— Start of Records for the task —
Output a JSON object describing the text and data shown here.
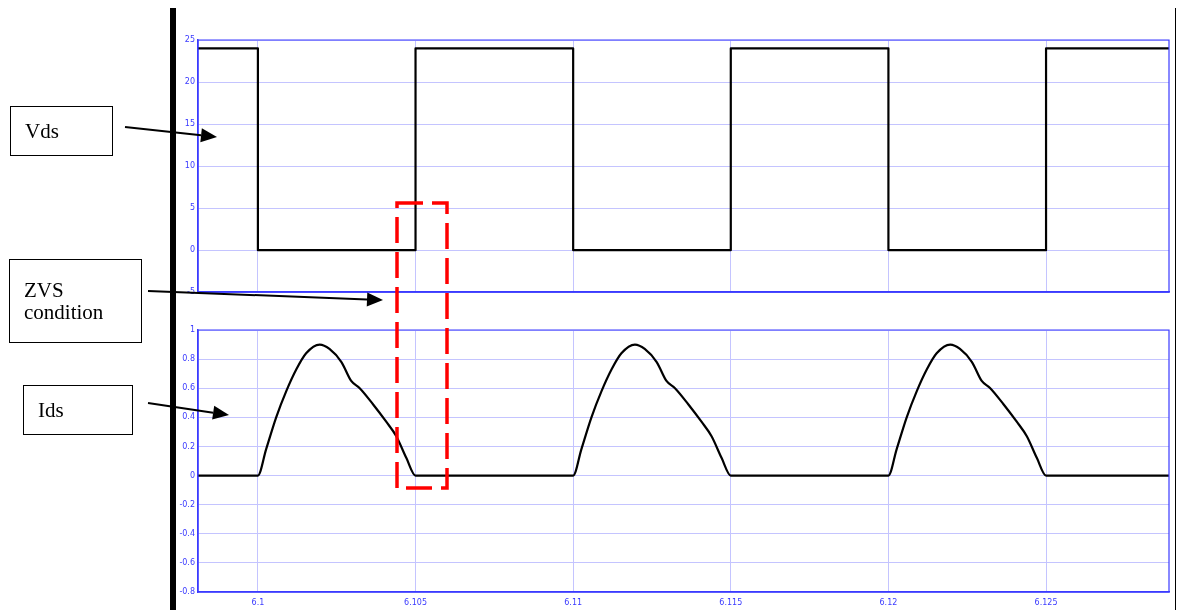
{
  "chart_data": [
    {
      "type": "step",
      "annotations": [
        "Vds",
        "ZVS condition"
      ],
      "x": [
        6.0981,
        6.1,
        6.105,
        6.11,
        6.115,
        6.12,
        6.125,
        6.1289
      ],
      "values": [
        24,
        0,
        24,
        0,
        24,
        0,
        24,
        24
      ],
      "color": "#000000",
      "xlim": [
        6.0981,
        6.1289
      ],
      "xticks": [
        6.1,
        6.105,
        6.11,
        6.115,
        6.12,
        6.125
      ],
      "ylim": [
        -5,
        25
      ],
      "yticks": [
        -5,
        0,
        5,
        10,
        15,
        20,
        25
      ],
      "grid": true,
      "tick_labels": "y"
    },
    {
      "type": "line",
      "annotations": [
        "Ids"
      ],
      "x": [
        6.0981,
        6.1,
        6.10026,
        6.10058,
        6.1009,
        6.10122,
        6.10153,
        6.10196,
        6.10227,
        6.10265,
        6.10296,
        6.10323,
        6.10365,
        6.10407,
        6.10439,
        6.10471,
        6.105,
        6.11,
        6.11026,
        6.11058,
        6.1109,
        6.11122,
        6.11153,
        6.11196,
        6.11227,
        6.11265,
        6.11296,
        6.11323,
        6.11365,
        6.11407,
        6.11439,
        6.11471,
        6.115,
        6.12,
        6.12026,
        6.12058,
        6.1209,
        6.12122,
        6.12153,
        6.12196,
        6.12227,
        6.12265,
        6.12296,
        6.12323,
        6.12365,
        6.12407,
        6.12439,
        6.12471,
        6.125,
        6.1289
      ],
      "values": [
        0,
        0,
        0.18,
        0.4,
        0.58,
        0.73,
        0.84,
        0.9,
        0.87,
        0.78,
        0.65,
        0.6,
        0.49,
        0.37,
        0.27,
        0.12,
        0,
        0,
        0.18,
        0.4,
        0.58,
        0.73,
        0.84,
        0.9,
        0.87,
        0.78,
        0.65,
        0.6,
        0.49,
        0.37,
        0.27,
        0.12,
        0,
        0,
        0.18,
        0.4,
        0.58,
        0.73,
        0.84,
        0.9,
        0.87,
        0.78,
        0.65,
        0.6,
        0.49,
        0.37,
        0.27,
        0.12,
        0,
        0
      ],
      "color": "#000000",
      "xlim": [
        6.0981,
        6.1289
      ],
      "xticks": [
        6.1,
        6.105,
        6.11,
        6.115,
        6.12,
        6.125
      ],
      "ylim": [
        -0.8,
        1
      ],
      "yticks": [
        -0.8,
        -0.6,
        -0.4,
        -0.2,
        0,
        0.2,
        0.4,
        0.6,
        0.8,
        1
      ],
      "grid": true
    }
  ]
}
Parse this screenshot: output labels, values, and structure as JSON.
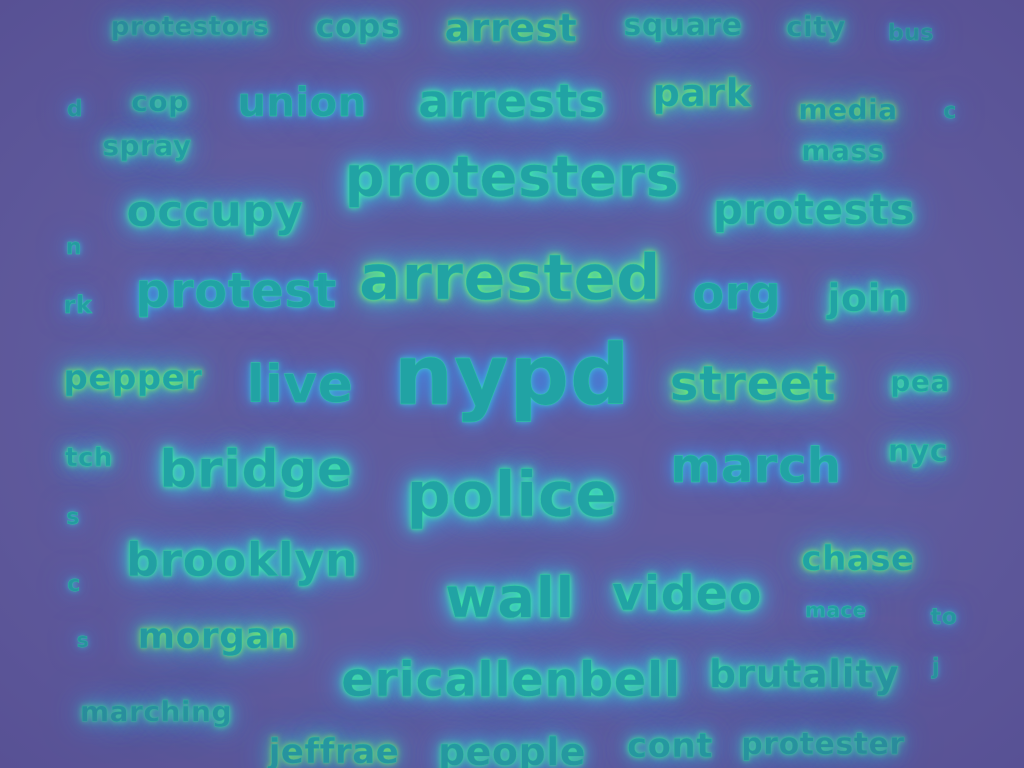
— End of Records for the task —
> **Goal**: Repeat all of the data above word for word, minus the pictures.

> **Written answer**:
Output a JSON object describing the text and data shown here.
{
  "chart_data": [
    {
      "type": "step",
      "annotations": [
        "Vds",
        "ZVS condition"
      ],
      "x": [
        6.0981,
        6.1,
        6.105,
        6.11,
        6.115,
        6.12,
        6.125,
        6.1289
      ],
      "values": [
        24,
        0,
        24,
        0,
        24,
        0,
        24,
        24
      ],
      "color": "#000000",
      "xlim": [
        6.0981,
        6.1289
      ],
      "xticks": [
        6.1,
        6.105,
        6.11,
        6.115,
        6.12,
        6.125
      ],
      "ylim": [
        -5,
        25
      ],
      "yticks": [
        -5,
        0,
        5,
        10,
        15,
        20,
        25
      ],
      "grid": true,
      "tick_labels": "y"
    },
    {
      "type": "line",
      "annotations": [
        "Ids"
      ],
      "x": [
        6.0981,
        6.1,
        6.10026,
        6.10058,
        6.1009,
        6.10122,
        6.10153,
        6.10196,
        6.10227,
        6.10265,
        6.10296,
        6.10323,
        6.10365,
        6.10407,
        6.10439,
        6.10471,
        6.105,
        6.11,
        6.11026,
        6.11058,
        6.1109,
        6.11122,
        6.11153,
        6.11196,
        6.11227,
        6.11265,
        6.11296,
        6.11323,
        6.11365,
        6.11407,
        6.11439,
        6.11471,
        6.115,
        6.12,
        6.12026,
        6.12058,
        6.1209,
        6.12122,
        6.12153,
        6.12196,
        6.12227,
        6.12265,
        6.12296,
        6.12323,
        6.12365,
        6.12407,
        6.12439,
        6.12471,
        6.125,
        6.1289
      ],
      "values": [
        0,
        0,
        0.18,
        0.4,
        0.58,
        0.73,
        0.84,
        0.9,
        0.87,
        0.78,
        0.65,
        0.6,
        0.49,
        0.37,
        0.27,
        0.12,
        0,
        0,
        0.18,
        0.4,
        0.58,
        0.73,
        0.84,
        0.9,
        0.87,
        0.78,
        0.65,
        0.6,
        0.49,
        0.37,
        0.27,
        0.12,
        0,
        0,
        0.18,
        0.4,
        0.58,
        0.73,
        0.84,
        0.9,
        0.87,
        0.78,
        0.65,
        0.6,
        0.49,
        0.37,
        0.27,
        0.12,
        0,
        0
      ],
      "color": "#000000",
      "xlim": [
        6.0981,
        6.1289
      ],
      "xticks": [
        6.1,
        6.105,
        6.11,
        6.115,
        6.12,
        6.125
      ],
      "ylim": [
        -0.8,
        1
      ],
      "yticks": [
        -0.8,
        -0.6,
        -0.4,
        -0.2,
        0,
        0.2,
        0.4,
        0.6,
        0.8,
        1
      ],
      "grid": true
    }
  ]
}
Parse this screenshot: output labels, values, and structure as JSON.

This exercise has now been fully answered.